▸ **Requirement**
Copy out every record precisely.

+++++

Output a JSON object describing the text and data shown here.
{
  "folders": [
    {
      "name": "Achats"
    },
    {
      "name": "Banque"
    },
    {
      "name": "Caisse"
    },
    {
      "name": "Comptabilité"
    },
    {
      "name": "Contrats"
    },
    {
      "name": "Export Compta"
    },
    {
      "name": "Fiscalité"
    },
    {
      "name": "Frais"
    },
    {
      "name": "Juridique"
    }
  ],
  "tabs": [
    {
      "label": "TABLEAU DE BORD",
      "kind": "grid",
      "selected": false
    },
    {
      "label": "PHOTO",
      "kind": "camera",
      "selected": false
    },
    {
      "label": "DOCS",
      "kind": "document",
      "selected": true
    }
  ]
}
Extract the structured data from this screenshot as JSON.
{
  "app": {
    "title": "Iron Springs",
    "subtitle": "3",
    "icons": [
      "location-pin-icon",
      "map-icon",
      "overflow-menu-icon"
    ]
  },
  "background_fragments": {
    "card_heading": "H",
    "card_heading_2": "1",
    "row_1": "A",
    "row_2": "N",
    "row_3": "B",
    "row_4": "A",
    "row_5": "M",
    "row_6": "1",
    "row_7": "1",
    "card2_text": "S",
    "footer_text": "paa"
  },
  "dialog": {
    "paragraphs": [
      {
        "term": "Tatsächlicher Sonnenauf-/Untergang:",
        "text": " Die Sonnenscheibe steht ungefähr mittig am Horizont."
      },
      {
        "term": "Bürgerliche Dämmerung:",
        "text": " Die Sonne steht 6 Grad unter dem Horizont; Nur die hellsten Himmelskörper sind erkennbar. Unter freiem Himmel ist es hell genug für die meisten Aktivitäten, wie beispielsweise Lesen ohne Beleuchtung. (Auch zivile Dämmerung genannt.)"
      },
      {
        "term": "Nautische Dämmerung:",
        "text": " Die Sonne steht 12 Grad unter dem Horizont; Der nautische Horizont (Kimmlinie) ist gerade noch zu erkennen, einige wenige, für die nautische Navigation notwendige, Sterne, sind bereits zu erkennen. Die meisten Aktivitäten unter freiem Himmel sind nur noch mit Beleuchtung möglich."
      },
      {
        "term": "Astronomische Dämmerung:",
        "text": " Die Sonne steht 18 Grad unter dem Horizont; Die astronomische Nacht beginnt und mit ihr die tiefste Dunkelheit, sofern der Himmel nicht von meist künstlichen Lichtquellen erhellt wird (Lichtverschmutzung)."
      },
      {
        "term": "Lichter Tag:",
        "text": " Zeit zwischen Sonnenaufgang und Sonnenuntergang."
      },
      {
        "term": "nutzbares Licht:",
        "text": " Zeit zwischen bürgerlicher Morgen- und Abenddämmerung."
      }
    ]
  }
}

+++++

▸ **Solution to this task**
Output a JSON object describing the text and data shown here.
{
  "folders": [
    {
      "name": "Achats"
    },
    {
      "name": "Banque"
    },
    {
      "name": "Caisse"
    },
    {
      "name": "Comptabilité"
    },
    {
      "name": "Contrats"
    },
    {
      "name": "Export Compta"
    },
    {
      "name": "Fiscalité"
    },
    {
      "name": "Frais"
    },
    {
      "name": "Juridique"
    }
  ],
  "tabs": [
    {
      "label": "TABLEAU DE BORD",
      "kind": "grid",
      "selected": false
    },
    {
      "label": "PHOTO",
      "kind": "camera",
      "selected": false
    },
    {
      "label": "DOCS",
      "kind": "document",
      "selected": true
    }
  ]
}
Extract the structured data from this screenshot as JSON.
{
  "app": {
    "title": "Iron Springs",
    "subtitle": "3",
    "icons": [
      "location-pin-icon",
      "map-icon",
      "overflow-menu-icon"
    ]
  },
  "background_fragments": {
    "card_heading": "H",
    "card_heading_2": "1",
    "row_1": "A",
    "row_2": "N",
    "row_3": "B",
    "row_4": "A",
    "row_5": "M",
    "row_6": "1",
    "row_7": "1",
    "card2_text": "S",
    "footer_text": "paa"
  },
  "dialog": {
    "paragraphs": [
      {
        "term": "Tatsächlicher Sonnenauf-/Untergang:",
        "text": " Die Sonnenscheibe steht ungefähr mittig am Horizont."
      },
      {
        "term": "Bürgerliche Dämmerung:",
        "text": " Die Sonne steht 6 Grad unter dem Horizont; Nur die hellsten Himmelskörper sind erkennbar. Unter freiem Himmel ist es hell genug für die meisten Aktivitäten, wie beispielsweise Lesen ohne Beleuchtung. (Auch zivile Dämmerung genannt.)"
      },
      {
        "term": "Nautische Dämmerung:",
        "text": " Die Sonne steht 12 Grad unter dem Horizont; Der nautische Horizont (Kimmlinie) ist gerade noch zu erkennen, einige wenige, für die nautische Navigation notwendige, Sterne, sind bereits zu erkennen. Die meisten Aktivitäten unter freiem Himmel sind nur noch mit Beleuchtung möglich."
      },
      {
        "term": "Astronomische Dämmerung:",
        "text": " Die Sonne steht 18 Grad unter dem Horizont; Die astronomische Nacht beginnt und mit ihr die tiefste Dunkelheit, sofern der Himmel nicht von meist künstlichen Lichtquellen erhellt wird (Lichtverschmutzung)."
      },
      {
        "term": "Lichter Tag:",
        "text": " Zeit zwischen Sonnenaufgang und Sonnenuntergang."
      },
      {
        "term": "nutzbares Licht:",
        "text": " Zeit zwischen bürgerlicher Morgen- und Abenddämmerung."
      }
    ]
  }
}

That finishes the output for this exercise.